> _Work to be completed_:
Your task is to copy every line of this material exactly.

— Begin —

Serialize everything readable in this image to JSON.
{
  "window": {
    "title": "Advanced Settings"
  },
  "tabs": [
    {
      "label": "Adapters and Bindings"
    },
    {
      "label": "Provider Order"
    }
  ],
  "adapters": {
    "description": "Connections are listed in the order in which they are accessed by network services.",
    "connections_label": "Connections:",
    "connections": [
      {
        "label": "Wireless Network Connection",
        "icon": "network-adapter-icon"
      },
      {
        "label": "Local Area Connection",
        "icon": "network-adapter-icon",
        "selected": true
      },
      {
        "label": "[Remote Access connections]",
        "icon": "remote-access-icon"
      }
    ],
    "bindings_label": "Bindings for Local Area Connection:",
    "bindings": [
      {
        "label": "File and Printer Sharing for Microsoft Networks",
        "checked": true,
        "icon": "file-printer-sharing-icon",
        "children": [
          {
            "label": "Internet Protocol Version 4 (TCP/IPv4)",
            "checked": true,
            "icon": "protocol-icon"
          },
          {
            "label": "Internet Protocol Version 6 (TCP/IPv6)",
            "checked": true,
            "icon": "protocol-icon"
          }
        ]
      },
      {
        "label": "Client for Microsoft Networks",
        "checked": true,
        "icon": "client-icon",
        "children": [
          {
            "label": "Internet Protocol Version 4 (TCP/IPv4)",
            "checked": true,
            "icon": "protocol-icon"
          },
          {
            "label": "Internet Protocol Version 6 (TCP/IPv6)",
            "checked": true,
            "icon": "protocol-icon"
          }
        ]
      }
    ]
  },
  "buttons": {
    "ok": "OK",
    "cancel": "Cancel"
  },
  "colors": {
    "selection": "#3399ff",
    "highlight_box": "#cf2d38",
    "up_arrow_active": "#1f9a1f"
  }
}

— End —

> _The reply_:
Serialize everything readable in this image to JSON.
{
  "window": {
    "title": "Advanced Settings"
  },
  "tabs": [
    {
      "label": "Adapters and Bindings"
    },
    {
      "label": "Provider Order"
    }
  ],
  "adapters": {
    "description": "Connections are listed in the order in which they are accessed by network services.",
    "connections_label": "Connections:",
    "connections": [
      {
        "label": "Wireless Network Connection",
        "icon": "network-adapter-icon"
      },
      {
        "label": "Local Area Connection",
        "icon": "network-adapter-icon",
        "selected": true
      },
      {
        "label": "[Remote Access connections]",
        "icon": "remote-access-icon"
      }
    ],
    "bindings_label": "Bindings for Local Area Connection:",
    "bindings": [
      {
        "label": "File and Printer Sharing for Microsoft Networks",
        "checked": true,
        "icon": "file-printer-sharing-icon",
        "children": [
          {
            "label": "Internet Protocol Version 4 (TCP/IPv4)",
            "checked": true,
            "icon": "protocol-icon"
          },
          {
            "label": "Internet Protocol Version 6 (TCP/IPv6)",
            "checked": true,
            "icon": "protocol-icon"
          }
        ]
      },
      {
        "label": "Client for Microsoft Networks",
        "checked": true,
        "icon": "client-icon",
        "children": [
          {
            "label": "Internet Protocol Version 4 (TCP/IPv4)",
            "checked": true,
            "icon": "protocol-icon"
          },
          {
            "label": "Internet Protocol Version 6 (TCP/IPv6)",
            "checked": true,
            "icon": "protocol-icon"
          }
        ]
      }
    ]
  },
  "buttons": {
    "ok": "OK",
    "cancel": "Cancel"
  },
  "colors": {
    "selection": "#3399ff",
    "highlight_box": "#cf2d38",
    "up_arrow_active": "#1f9a1f"
  }
}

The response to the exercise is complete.